*DESCRIPTION OF THE TASK:* Of the lines in the entries, how many hold the word "FREQUENCY"? Give that number alone.

— START OF THE RECORDS —

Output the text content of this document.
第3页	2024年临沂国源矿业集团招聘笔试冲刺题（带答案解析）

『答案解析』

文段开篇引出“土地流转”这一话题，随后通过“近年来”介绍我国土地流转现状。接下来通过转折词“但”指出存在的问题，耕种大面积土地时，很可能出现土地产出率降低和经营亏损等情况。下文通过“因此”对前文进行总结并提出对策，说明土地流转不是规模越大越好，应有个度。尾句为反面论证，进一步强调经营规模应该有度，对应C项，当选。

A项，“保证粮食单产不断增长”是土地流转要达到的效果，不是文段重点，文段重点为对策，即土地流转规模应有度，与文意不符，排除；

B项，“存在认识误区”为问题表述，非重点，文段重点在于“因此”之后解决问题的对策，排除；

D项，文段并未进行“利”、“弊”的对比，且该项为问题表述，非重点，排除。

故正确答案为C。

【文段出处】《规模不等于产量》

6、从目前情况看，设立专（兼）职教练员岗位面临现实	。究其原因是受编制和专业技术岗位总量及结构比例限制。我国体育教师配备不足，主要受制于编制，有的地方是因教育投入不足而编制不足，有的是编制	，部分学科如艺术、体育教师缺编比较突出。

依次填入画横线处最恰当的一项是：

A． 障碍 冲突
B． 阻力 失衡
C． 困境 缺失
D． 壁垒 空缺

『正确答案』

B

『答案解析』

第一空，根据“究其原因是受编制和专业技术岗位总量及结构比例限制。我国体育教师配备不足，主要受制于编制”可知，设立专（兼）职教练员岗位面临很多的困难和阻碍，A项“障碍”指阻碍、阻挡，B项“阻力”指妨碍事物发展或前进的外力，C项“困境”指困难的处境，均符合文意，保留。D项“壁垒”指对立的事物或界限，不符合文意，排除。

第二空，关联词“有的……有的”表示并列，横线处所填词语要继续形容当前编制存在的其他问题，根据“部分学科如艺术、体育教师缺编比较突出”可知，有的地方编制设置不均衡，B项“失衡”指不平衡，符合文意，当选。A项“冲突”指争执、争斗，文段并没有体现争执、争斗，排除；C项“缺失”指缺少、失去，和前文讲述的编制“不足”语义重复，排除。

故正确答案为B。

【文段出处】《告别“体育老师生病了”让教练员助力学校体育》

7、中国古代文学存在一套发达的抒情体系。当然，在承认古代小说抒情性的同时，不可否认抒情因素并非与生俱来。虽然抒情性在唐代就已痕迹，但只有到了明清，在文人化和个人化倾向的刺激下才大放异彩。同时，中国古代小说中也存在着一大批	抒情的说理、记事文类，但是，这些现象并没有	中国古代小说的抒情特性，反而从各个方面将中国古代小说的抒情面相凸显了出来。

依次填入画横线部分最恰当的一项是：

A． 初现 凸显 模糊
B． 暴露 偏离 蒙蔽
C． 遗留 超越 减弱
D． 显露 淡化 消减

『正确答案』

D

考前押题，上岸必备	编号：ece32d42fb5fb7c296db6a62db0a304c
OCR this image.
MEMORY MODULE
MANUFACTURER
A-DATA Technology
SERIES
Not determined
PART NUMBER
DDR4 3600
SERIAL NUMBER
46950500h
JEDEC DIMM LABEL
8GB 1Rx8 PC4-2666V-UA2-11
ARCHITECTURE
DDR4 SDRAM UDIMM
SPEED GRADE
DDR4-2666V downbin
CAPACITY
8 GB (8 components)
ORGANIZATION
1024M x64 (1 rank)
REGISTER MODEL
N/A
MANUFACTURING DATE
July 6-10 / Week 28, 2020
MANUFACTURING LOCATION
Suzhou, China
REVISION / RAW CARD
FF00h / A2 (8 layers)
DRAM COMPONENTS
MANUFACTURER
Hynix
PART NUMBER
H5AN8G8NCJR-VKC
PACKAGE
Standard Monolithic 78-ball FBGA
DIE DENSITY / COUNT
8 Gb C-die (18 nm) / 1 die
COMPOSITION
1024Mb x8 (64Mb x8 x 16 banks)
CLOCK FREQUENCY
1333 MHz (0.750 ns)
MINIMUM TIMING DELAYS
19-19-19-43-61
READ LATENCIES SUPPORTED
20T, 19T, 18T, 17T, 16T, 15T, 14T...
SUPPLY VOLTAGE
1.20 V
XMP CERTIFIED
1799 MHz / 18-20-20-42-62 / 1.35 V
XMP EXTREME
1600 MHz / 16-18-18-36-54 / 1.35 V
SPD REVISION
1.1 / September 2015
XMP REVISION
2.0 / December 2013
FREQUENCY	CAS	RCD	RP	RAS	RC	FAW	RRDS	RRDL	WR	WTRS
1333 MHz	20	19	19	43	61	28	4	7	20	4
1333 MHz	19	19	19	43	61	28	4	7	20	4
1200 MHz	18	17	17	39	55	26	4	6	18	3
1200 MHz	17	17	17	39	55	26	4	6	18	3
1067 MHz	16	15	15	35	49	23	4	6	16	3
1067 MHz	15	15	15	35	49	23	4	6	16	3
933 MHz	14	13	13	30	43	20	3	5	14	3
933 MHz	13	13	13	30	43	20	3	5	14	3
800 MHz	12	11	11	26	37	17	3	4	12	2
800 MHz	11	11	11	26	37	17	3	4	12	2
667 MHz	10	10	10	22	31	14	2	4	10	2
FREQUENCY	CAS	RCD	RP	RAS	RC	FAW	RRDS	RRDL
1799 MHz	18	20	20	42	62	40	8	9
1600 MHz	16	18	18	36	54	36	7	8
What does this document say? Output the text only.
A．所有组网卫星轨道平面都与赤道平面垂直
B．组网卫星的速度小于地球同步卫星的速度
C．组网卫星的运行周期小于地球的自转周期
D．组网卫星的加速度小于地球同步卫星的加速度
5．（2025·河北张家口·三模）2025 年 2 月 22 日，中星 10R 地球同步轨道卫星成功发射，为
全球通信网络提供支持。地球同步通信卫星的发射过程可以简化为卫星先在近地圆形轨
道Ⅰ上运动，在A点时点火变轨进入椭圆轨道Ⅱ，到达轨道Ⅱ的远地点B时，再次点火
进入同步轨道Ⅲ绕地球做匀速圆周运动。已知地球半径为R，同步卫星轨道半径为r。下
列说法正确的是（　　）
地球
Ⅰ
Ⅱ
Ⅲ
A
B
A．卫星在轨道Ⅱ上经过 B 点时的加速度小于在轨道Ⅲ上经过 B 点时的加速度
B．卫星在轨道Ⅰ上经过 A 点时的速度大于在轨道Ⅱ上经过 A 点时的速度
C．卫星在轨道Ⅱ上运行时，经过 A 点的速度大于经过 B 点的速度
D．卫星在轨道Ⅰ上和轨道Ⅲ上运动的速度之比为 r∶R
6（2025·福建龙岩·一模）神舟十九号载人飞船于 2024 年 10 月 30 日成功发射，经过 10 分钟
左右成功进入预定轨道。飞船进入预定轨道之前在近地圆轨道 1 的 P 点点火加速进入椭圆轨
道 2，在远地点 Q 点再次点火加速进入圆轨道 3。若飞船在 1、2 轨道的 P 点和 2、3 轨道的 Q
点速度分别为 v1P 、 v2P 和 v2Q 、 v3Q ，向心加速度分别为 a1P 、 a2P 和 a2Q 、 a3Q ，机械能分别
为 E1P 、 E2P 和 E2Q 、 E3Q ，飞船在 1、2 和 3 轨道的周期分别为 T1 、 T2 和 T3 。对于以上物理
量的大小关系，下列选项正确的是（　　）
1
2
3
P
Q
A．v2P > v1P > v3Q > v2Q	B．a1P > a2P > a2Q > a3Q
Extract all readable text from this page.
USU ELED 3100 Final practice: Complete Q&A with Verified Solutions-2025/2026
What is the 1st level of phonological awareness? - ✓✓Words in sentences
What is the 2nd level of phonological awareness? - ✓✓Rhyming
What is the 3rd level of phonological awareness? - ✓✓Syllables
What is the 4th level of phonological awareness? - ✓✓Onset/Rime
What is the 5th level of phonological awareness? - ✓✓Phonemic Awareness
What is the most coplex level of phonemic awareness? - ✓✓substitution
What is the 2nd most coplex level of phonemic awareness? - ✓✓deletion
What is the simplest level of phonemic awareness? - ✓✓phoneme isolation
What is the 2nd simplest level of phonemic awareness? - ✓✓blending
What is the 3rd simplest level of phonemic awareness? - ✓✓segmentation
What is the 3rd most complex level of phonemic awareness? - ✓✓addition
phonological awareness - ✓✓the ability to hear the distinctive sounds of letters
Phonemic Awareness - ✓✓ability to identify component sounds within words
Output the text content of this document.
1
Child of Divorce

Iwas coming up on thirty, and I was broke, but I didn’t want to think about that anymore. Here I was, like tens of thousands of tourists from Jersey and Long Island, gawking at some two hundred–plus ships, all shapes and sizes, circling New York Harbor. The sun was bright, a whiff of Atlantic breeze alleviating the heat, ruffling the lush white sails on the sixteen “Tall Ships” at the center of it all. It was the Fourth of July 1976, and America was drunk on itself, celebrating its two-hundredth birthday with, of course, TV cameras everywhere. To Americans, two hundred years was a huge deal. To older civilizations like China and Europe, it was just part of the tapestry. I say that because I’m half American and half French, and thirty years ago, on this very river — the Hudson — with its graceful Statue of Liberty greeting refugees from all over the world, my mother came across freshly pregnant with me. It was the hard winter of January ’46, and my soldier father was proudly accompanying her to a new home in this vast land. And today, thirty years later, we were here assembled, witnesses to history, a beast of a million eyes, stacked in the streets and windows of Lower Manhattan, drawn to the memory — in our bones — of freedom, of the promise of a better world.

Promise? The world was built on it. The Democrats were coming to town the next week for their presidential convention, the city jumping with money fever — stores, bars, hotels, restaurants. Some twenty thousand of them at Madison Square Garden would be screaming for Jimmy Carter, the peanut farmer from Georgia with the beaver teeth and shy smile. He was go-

— END OF THE RECORDS —

*WORKED SOLUTION:* 3